(Entries from a dataset)

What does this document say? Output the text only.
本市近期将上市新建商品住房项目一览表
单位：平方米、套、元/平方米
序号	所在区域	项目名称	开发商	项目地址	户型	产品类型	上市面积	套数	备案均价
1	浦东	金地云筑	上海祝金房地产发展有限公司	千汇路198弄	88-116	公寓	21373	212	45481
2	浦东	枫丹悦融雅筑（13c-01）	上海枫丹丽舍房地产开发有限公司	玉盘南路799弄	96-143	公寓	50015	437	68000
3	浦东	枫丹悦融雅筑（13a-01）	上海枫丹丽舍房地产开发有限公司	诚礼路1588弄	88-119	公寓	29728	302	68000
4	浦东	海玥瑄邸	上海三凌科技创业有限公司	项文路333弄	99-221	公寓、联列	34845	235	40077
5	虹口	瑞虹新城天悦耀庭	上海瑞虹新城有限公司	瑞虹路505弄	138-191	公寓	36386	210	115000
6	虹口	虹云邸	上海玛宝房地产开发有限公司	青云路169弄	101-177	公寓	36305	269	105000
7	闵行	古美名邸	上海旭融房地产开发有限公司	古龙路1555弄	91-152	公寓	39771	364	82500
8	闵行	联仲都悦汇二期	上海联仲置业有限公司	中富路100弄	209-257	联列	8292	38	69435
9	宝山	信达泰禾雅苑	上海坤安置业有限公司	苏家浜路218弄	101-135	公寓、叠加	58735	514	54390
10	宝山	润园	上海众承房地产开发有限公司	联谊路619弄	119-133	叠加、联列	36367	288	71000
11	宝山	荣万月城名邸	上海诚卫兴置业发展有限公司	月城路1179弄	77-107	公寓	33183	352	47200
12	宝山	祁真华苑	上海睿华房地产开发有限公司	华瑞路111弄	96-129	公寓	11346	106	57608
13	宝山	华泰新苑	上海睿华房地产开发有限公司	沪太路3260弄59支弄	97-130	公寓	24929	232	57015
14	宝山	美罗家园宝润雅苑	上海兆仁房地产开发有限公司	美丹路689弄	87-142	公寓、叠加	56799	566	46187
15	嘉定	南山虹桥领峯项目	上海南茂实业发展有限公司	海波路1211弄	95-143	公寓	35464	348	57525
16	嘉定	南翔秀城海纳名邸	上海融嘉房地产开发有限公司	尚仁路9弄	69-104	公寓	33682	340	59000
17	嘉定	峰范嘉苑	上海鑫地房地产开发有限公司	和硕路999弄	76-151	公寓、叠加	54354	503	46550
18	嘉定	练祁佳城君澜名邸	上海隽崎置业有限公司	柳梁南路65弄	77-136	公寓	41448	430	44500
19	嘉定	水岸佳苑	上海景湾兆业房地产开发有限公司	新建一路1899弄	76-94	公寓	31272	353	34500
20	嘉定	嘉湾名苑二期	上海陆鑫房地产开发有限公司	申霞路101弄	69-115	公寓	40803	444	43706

* [Given instruction]
From the listing above, extract all records word for word.

* [Output]
What does this document say? Output the text only.
本市近期将上市新建商品住房项目一览表
单位：平方米、套、元/平方米
序号	所在区域	项目名称	开发商	项目地址	户型	产品类型	上市面积	套数	备案均价
1	浦东	金地云筑	上海祝金房地产发展有限公司	千汇路198弄	88-116	公寓	21373	212	45481
2	浦东	枫丹悦融雅筑（13c-01）	上海枫丹丽舍房地产开发有限公司	玉盘南路799弄	96-143	公寓	50015	437	68000
3	浦东	枫丹悦融雅筑（13a-01）	上海枫丹丽舍房地产开发有限公司	诚礼路1588弄	88-119	公寓	29728	302	68000
4	浦东	海玥瑄邸	上海三凌科技创业有限公司	项文路333弄	99-221	公寓、联列	34845	235	40077
5	虹口	瑞虹新城天悦耀庭	上海瑞虹新城有限公司	瑞虹路505弄	138-191	公寓	36386	210	115000
6	虹口	虹云邸	上海玛宝房地产开发有限公司	青云路169弄	101-177	公寓	36305	269	105000
7	闵行	古美名邸	上海旭融房地产开发有限公司	古龙路1555弄	91-152	公寓	39771	364	82500
8	闵行	联仲都悦汇二期	上海联仲置业有限公司	中富路100弄	209-257	联列	8292	38	69435
9	宝山	信达泰禾雅苑	上海坤安置业有限公司	苏家浜路218弄	101-135	公寓、叠加	58735	514	54390
10	宝山	润园	上海众承房地产开发有限公司	联谊路619弄	119-133	叠加、联列	36367	288	71000
11	宝山	荣万月城名邸	上海诚卫兴置业发展有限公司	月城路1179弄	77-107	公寓	33183	352	47200
12	宝山	祁真华苑	上海睿华房地产开发有限公司	华瑞路111弄	96-129	公寓	11346	106	57608
13	宝山	华泰新苑	上海睿华房地产开发有限公司	沪太路3260弄59支弄	97-130	公寓	24929	232	57015
14	宝山	美罗家园宝润雅苑	上海兆仁房地产开发有限公司	美丹路689弄	87-142	公寓、叠加	56799	566	46187
15	嘉定	南山虹桥领峯项目	上海南茂实业发展有限公司	海波路1211弄	95-143	公寓	35464	348	57525
16	嘉定	南翔秀城海纳名邸	上海融嘉房地产开发有限公司	尚仁路9弄	69-104	公寓	33682	340	59000
17	嘉定	峰范嘉苑	上海鑫地房地产开发有限公司	和硕路999弄	76-151	公寓、叠加	54354	503	46550
18	嘉定	练祁佳城君澜名邸	上海隽崎置业有限公司	柳梁南路65弄	77-136	公寓	41448	430	44500
19	嘉定	水岸佳苑	上海景湾兆业房地产开发有限公司	新建一路1899弄	76-94	公寓	31272	353	34500
20	嘉定	嘉湾名苑二期	上海陆鑫房地产开发有限公司	申霞路101弄	69-115	公寓	40803	444	43706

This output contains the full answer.